**PROBLEM:**
Which lines below hold the word "care"? Report each one.

**GIVEN DATA:**
□ □ □ □ □

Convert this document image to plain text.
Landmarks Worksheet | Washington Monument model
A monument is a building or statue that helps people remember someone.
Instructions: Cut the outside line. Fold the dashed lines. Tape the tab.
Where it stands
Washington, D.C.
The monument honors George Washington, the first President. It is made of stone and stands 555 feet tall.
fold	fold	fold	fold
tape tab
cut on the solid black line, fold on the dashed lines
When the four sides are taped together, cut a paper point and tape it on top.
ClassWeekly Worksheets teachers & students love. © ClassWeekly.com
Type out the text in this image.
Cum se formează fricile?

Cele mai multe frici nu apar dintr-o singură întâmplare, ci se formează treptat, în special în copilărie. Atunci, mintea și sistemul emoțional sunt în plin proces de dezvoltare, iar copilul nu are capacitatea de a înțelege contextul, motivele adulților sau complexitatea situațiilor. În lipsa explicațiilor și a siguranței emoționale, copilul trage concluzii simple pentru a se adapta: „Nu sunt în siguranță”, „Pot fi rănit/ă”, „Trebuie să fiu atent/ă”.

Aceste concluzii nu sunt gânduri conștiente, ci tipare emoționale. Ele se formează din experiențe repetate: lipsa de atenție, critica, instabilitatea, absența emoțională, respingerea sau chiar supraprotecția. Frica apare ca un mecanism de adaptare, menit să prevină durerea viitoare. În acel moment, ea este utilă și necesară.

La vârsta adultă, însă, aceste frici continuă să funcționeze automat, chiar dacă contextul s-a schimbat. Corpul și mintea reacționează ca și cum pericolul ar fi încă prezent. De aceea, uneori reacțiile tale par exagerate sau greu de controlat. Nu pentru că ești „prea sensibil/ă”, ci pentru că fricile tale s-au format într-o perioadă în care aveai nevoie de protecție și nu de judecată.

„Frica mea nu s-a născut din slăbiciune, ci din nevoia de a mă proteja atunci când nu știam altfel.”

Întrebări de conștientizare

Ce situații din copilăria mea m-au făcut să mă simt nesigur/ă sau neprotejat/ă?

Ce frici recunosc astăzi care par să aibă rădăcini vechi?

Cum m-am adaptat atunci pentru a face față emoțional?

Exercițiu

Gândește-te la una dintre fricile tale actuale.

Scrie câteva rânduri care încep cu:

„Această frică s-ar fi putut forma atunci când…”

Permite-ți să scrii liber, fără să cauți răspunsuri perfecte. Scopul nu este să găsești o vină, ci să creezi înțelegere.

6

□ □ □ □ □

**PROBLEM SOLUTION:**
La vârsta adultă, însă, aceste frici continuă să funcționeze automat, chiar dacă contextul s-a schimbat. Corpul și mintea reacționează ca și cum pericolul ar fi încă prezent. De aceea, uneori reacțiile tale par exagerate sau greu de controlat. Nu pentru că ești „prea sensibil/ă”, ci pentru că fricile tale s-au format într-o perioadă în care aveai nevoie de protecție și nu de judecată.
Ce frici recunosc astăzi care par să aibă rădăcini vechi?
Scrie câteva rânduri care încep cu:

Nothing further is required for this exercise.